» Records for the task:

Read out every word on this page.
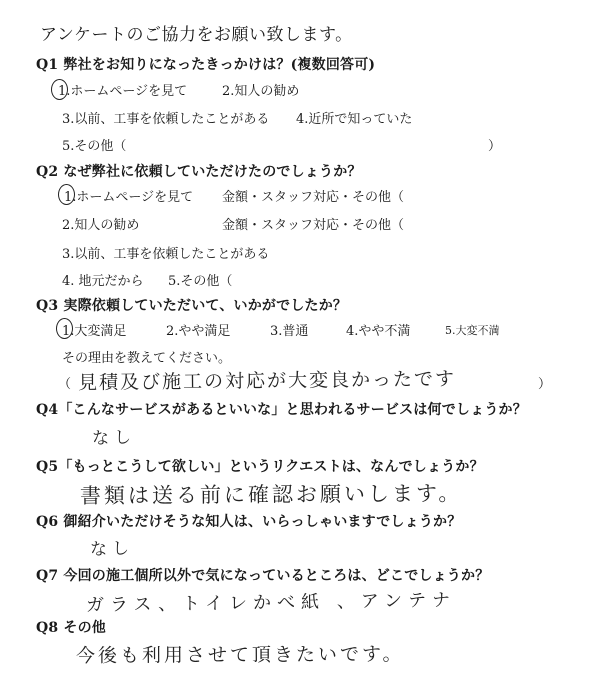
アンケートのご協力をお願い致します。
Q1 弊社をお知りになったきっかけは？(複数回答可)
1.ホームページを見て	2.知人の勧め
3.以前、工事を依頼したことがある 4.近所で知っていた
5.その他（	）
Q2 なぜ弊社に依頼していただけたのでしょうか？
1.ホームページを見て 金額・スタッフ対応・その他（
2.知人の勧め	金額・スタッフ対応・その他（
3.以前、工事を依頼したことがある
4. 地元だから 5.その他（
Q3 実際依頼していただいて、いかがでしたか？
1.大変満足	2.やや満足	3.普通	4.やや不満	5.大変不満
その理由を教えてください。
（ 見積及び施工の対応が大変良かったです	）
Q4「こんなサービスがあるといいな」と思われるサービスは何でしょうか？
なし
Q5「もっとこうして欲しい」というリクエストは、なんでしょうか？
書類は送る前に確認お願いします。
Q6 御紹介いただけそうな知人は、いらっしゃいますでしょうか？
なし
Q7 今回の施工個所以外で気になっているところは、どこでしょうか？
ガラス、トイレかべ紙 、アンテナ
Q8 その他
今後も利用させて頂きたいです。
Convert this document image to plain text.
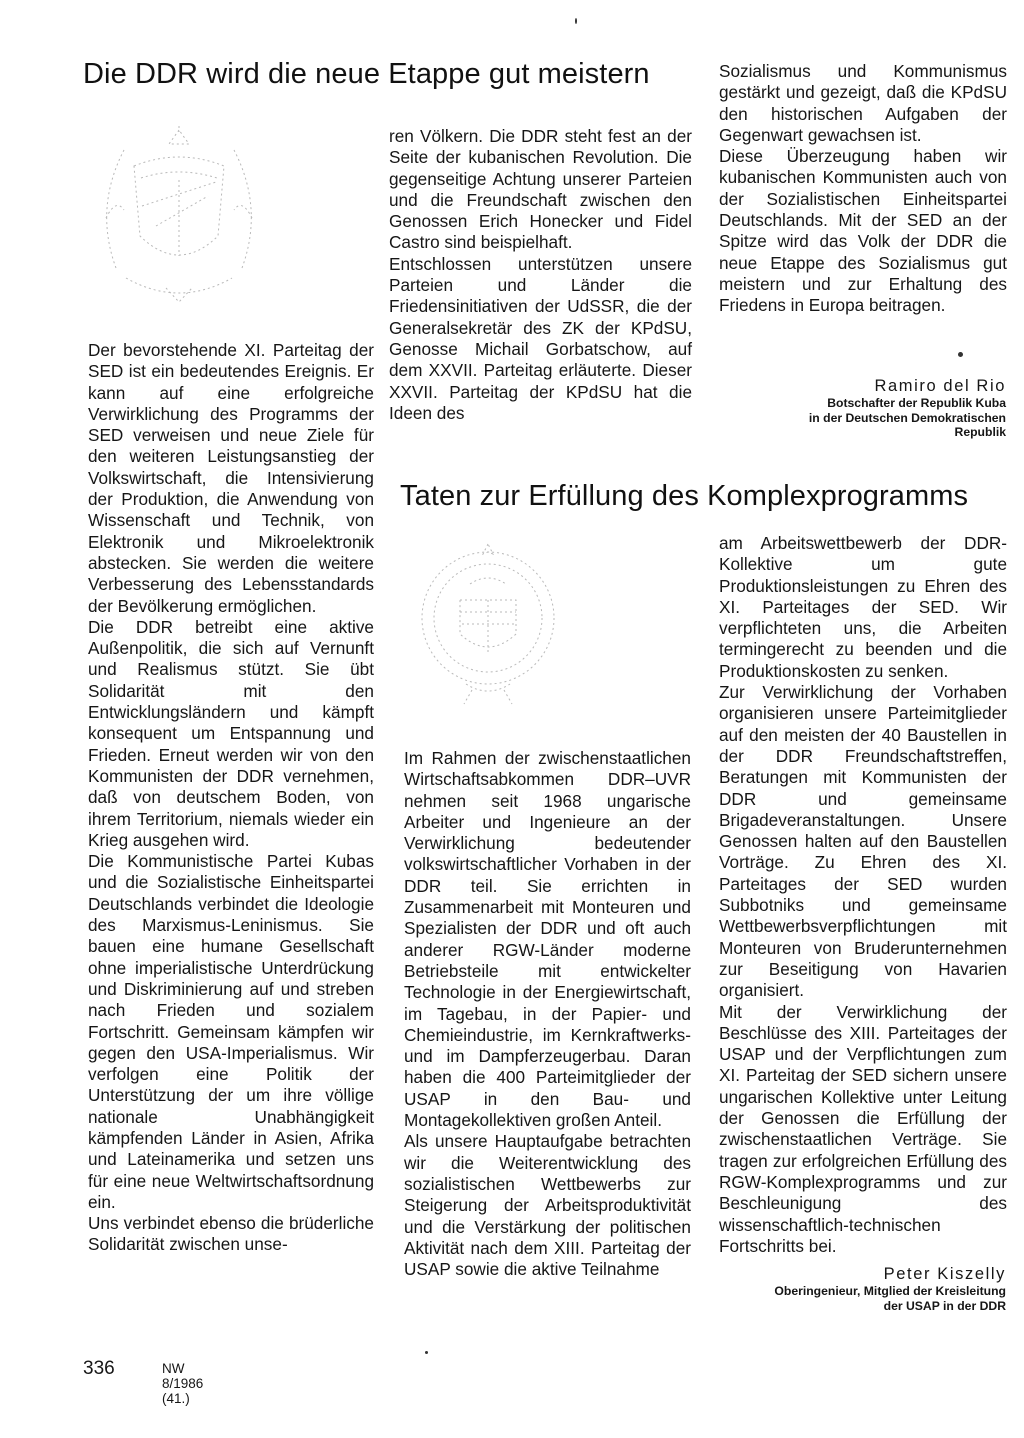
Die DDR wird die neue Etappe gut meistern

Der bevorstehende XI. Parteitag der SED ist ein bedeutendes Ereignis. Er kann auf eine erfolgreiche Verwirklichung des Programms der SED verweisen und neue Ziele für den weiteren Leistungsanstieg der Volkswirtschaft, die Intensivierung der Produktion, die Anwendung von Wissenschaft und Technik, von Elektronik und Mikroelektronik abstecken. Sie werden die weitere Verbesserung des Lebensstandards der Bevölkerung ermöglichen.

Die DDR betreibt eine aktive Außenpolitik, die sich auf Vernunft und Realismus stützt. Sie übt Solidarität mit den Entwicklungsländern und kämpft konsequent um Entspannung und Frieden. Erneut werden wir von den Kommunisten der DDR vernehmen, daß von deutschem Boden, von ihrem Territorium, niemals wieder ein Krieg ausgehen wird.

Die Kommunistische Partei Kubas und die Sozialistische Einheitspartei Deutschlands verbindet die Ideologie des Marxismus-Leninismus. Sie bauen eine humane Gesellschaft ohne imperialistische Unterdrückung und Diskriminierung auf und streben nach Frieden und sozialem Fortschritt. Gemeinsam kämpfen wir gegen den USA-Imperialismus. Wir verfolgen eine Politik der Unterstützung der um ihre völlige nationale Unabhängigkeit kämpfenden Länder in Asien, Afrika und Lateinamerika und setzen uns für eine neue Weltwirtschaftsordnung ein.

Uns verbindet ebenso die brüderliche Solidarität zwischen unse-

ren Völkern. Die DDR steht fest an der Seite der kubanischen Revolution. Die gegenseitige Achtung unserer Parteien und die Freundschaft zwischen den Genossen Erich Honecker und Fidel Castro sind beispielhaft.

Entschlossen unterstützen unsere Parteien und Länder die Friedensinitiativen der UdSSR, die der Generalsekretär des ZK der KPdSU, Genosse Michail Gorbatschow, auf dem XXVII. Parteitag erläuterte. Dieser XXVII. Parteitag der KPdSU hat die Ideen des

Sozialismus und Kommunismus gestärkt und gezeigt, daß die KPdSU den historischen Aufgaben der Gegenwart gewachsen ist.

Diese Überzeugung haben wir kubanischen Kommunisten auch von der Sozialistischen Einheitspartei Deutschlands. Mit der SED an der Spitze wird das Volk der DDR die neue Etappe des Sozialismus gut meistern und zur Erhaltung des Friedens in Europa beitragen.

Ramiro del Rio
Botschafter der Republik Kuba
in der Deutschen Demokratischen
Republik
Taten zur Erfüllung des Komplexprogramms

Im Rahmen der zwischenstaatlichen Wirtschaftsabkommen DDR–UVR nehmen seit 1968 ungarische Arbeiter und Ingenieure an der Verwirklichung bedeutender volkswirtschaftlicher Vorhaben in der DDR teil. Sie errichten in Zusammenarbeit mit Monteuren und Spezialisten der DDR und oft auch anderer RGW-Länder moderne Betriebsteile mit entwickelter Technologie in der Energiewirtschaft, im Tagebau, in der Papier- und Chemieindustrie, im Kernkraftwerks- und im Dampferzeugerbau. Daran haben die 400 Parteimitglieder der USAP in den Bau- und Montagekollektiven großen Anteil.

Als unsere Hauptaufgabe betrachten wir die Weiterentwicklung des sozialistischen Wettbewerbs zur Steigerung der Arbeitsproduktivität und die Verstärkung der politischen Aktivität nach dem XIII. Parteitag der USAP sowie die aktive Teilnahme

am Arbeitswettbewerb der DDR-Kollektive um gute Produktionsleistungen zu Ehren des XI. Parteitages der SED. Wir verpflichteten uns, die Arbeiten termingerecht zu beenden und die Produktionskosten zu senken.

Zur Verwirklichung der Vorhaben organisieren unsere Parteimitglieder auf den meisten der 40 Baustellen in der DDR Freundschaftstreffen, Beratungen mit Kommunisten der DDR und gemeinsame Brigadeveranstaltungen. Unsere Genossen halten auf den Baustellen Vorträge. Zu Ehren des XI. Parteitages der SED wurden Subbotniks und gemeinsame Wettbewerbsverpflichtungen mit Monteuren von Bruderunternehmen zur Beseitigung von Havarien organisiert.

Mit der Verwirklichung der Beschlüsse des XIII. Parteitages der USAP und der Verpflichtungen zum XI. Parteitag der SED sichern unsere ungarischen Kollektive unter Leitung der Genossen die Erfüllung der zwischenstaatlichen Verträge. Sie tragen zur erfolgreichen Erfüllung des RGW-Komplexprogramms und zur Beschleunigung des wissenschaftlich-technischen Fortschritts bei.

Peter Kiszelly
Oberingenieur, Mitglied der Kreisleitung
der USAP in der DDR
336	NW 8/1986 (41.)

» Written instruction: Your answer should be one number: how many lines in the material above contain the string "スタッフ対応".

» Answer to the problem: 2